## Work to complete
Count every line of the listing where the string "EMOTIONAL" occurs, and reply with the count alone.

Dataset excerpt
• • • • • • •
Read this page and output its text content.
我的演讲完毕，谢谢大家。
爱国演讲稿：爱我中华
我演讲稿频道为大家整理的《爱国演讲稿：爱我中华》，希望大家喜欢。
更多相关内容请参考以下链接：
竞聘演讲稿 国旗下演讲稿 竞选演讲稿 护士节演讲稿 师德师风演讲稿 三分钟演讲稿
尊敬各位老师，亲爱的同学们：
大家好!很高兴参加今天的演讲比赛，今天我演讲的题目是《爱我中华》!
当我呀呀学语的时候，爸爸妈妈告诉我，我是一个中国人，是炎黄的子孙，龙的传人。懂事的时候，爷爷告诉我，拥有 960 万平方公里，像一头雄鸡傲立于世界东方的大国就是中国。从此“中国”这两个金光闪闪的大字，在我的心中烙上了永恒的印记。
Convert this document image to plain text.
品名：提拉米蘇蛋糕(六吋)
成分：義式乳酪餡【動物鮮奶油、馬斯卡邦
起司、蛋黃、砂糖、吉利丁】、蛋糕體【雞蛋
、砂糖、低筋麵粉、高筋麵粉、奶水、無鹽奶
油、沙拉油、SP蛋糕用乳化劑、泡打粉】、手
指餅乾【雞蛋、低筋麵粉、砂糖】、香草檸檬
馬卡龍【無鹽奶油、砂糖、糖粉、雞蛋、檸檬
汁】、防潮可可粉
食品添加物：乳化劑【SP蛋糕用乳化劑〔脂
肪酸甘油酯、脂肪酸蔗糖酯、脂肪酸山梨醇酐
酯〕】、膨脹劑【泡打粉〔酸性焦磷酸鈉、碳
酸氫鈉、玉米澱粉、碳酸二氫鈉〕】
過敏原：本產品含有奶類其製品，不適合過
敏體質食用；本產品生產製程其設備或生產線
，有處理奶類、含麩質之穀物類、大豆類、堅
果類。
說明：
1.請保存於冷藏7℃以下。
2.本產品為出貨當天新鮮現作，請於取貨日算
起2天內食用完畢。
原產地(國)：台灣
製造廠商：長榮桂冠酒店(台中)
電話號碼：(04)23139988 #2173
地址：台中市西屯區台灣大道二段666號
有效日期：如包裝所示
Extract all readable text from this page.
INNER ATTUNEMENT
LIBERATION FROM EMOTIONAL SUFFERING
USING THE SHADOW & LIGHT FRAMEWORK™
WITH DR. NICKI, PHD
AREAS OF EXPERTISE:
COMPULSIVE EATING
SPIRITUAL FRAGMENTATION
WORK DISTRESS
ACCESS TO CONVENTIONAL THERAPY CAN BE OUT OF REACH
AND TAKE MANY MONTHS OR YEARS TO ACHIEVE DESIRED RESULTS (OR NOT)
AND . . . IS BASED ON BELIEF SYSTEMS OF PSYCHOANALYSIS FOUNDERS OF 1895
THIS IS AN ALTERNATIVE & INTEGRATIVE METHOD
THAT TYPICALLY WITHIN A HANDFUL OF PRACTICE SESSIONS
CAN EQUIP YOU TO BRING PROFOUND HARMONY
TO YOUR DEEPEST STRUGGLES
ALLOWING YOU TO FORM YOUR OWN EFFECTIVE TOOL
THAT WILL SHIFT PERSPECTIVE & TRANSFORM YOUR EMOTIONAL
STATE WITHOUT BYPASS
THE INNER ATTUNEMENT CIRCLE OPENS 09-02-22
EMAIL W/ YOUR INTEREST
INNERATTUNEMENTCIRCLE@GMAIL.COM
• • • • • • •
## Answer to the problem
2